*Problem details*
Pick up the review of the Broadway revival of On the Town after its final sentence and write the next part in the same voice.

Both The King and I (which I reviewed yesterday) and On the Town are revivals of classic musicals, yet they are completely different types of shows. The King and I is Rodgers and Hammerstein at their absolute best: unafraid to tackle dark subjects like racism, sexism, and abuse of power; a score full of popular and hummable tunes; elaborate and realistic costumes and sets; operatic, classically-trained voices; well-developed, subtle characters; lavish production numbers. On the Town, on the other hand, with music by Leonard Bernstein and book and lyrics by Comden and Green (who, interestingly, both played leads in the original Broadway production), is much more light-hearted fare: heavy on big dance routines; broadly comedic characters and situations; voices more suited for jazz and belting; bright, stylized, almost cartoonish sets and costumes. Directly comparing the two productions would be comparing apples and oranges. But oranges can be just as delightful as apples.
Originally produced on Broadway in 1944, On the Town is most well-known through the 1949 Gene Kelly movie (although the majority of the music was changed for the film). The stage musical was revived on Broadway (with the original Bernstein score intact) in 1971, in 1998, and again in the current revival, which opened at the Lyric Theater in 2014. Although I’m quite familiar with the original Broadway score (I’m particularly fond of Nancy Walker’s rendition of the song “My Place”), I don’t know how much of the script was changed between the original production and the various revivals, nor how different the set is from the original. I can say, however, that the current production has a very vintage, 1940s comic strip feel to it, from the vibrant colors to the stylized sets to the broad humor to the caricature characters.

*Stored data entries*
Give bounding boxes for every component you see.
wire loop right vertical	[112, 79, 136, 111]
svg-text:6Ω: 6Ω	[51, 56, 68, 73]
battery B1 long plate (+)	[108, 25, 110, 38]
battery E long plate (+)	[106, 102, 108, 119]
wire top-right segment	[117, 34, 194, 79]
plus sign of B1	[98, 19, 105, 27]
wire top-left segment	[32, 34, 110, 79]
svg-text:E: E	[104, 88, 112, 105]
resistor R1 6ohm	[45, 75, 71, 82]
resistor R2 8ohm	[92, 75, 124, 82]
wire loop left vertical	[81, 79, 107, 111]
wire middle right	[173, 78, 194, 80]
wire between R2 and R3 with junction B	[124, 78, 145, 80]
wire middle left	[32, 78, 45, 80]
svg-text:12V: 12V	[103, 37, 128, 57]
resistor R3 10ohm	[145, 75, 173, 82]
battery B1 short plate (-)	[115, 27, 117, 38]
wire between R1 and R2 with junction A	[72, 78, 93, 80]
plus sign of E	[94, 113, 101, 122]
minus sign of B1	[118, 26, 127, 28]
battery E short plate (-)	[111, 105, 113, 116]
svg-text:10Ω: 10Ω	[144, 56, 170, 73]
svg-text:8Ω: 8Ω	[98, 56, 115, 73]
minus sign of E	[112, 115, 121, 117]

*Output of the exercise*
Even the technical aspects of the show have quite a retro feel to them. Instead of the high-tech video wall backdrop of the Radio City Music Hall stage (see my upcoming review of the Radio City Spring Spectacular for more on that) or the set wizardry of the flown-in pillars and chandeliers and the life-size moving ship of The King and I at the Vivian Beaumont Theater (see my previous review), this production relies on projected silhouettes, reflecting walls, neon lights, and rear-screen projection. The low-tech approach suits the simple, suggested, stylized sets much better than the bells and whistles of most modern Broadway productions.
The advantage, of course, to having a show with minimal set pieces taking up space is that you have a wide-open stage to fill with wild dancing. And if this show does one thing to perfection, it’s the dancing.
Broadway newcomer Megan Fairchild brings her experience as a principal dancer with the New York City Ballet to the role of Ivy, but her skills are not limited to her dance. With a voice that even sounds terrific when she’s standing on her head, and “sweet and innocent” oozing out of every pore, she brings a charm to the role that has the audience wanting Gabey to find her nearly as much as Gabey does.
The three sailors also have plenty of both dance and acting skills. Unlike the film version, where the three sailors tend to be remembered as “Gene Kelly and a couple of other guys” (sorry, Mr. Sinatra), the three sailors in this production are much more evenly balanced. Tony Yazbek’s Gabey (the Gene Kelly role) has more featured vocals (particularly ballads) and a bit more classical dance, Jay Armstrong Johnson’s Chip has some delightful physical comedy (managing to appear squished and confined inside a taxi which consists of merely a bright yellow bench seat and a steering wheel), and Clyde Alves’ Ozzie’s terrified/exhilarated romp first with a large T. rex skeleton and later with a large anthropologist manages to reel in a couple of scenes that teeter on being too cartoonish even for this production. The three men together have a nice, brotherly, believable chemistry which is welcome and refreshing in a show full of caricatures and manufactured situations. Their mission to find Miss Turnstiles is the thread of believability which holds the show from completely flying apart into unreality.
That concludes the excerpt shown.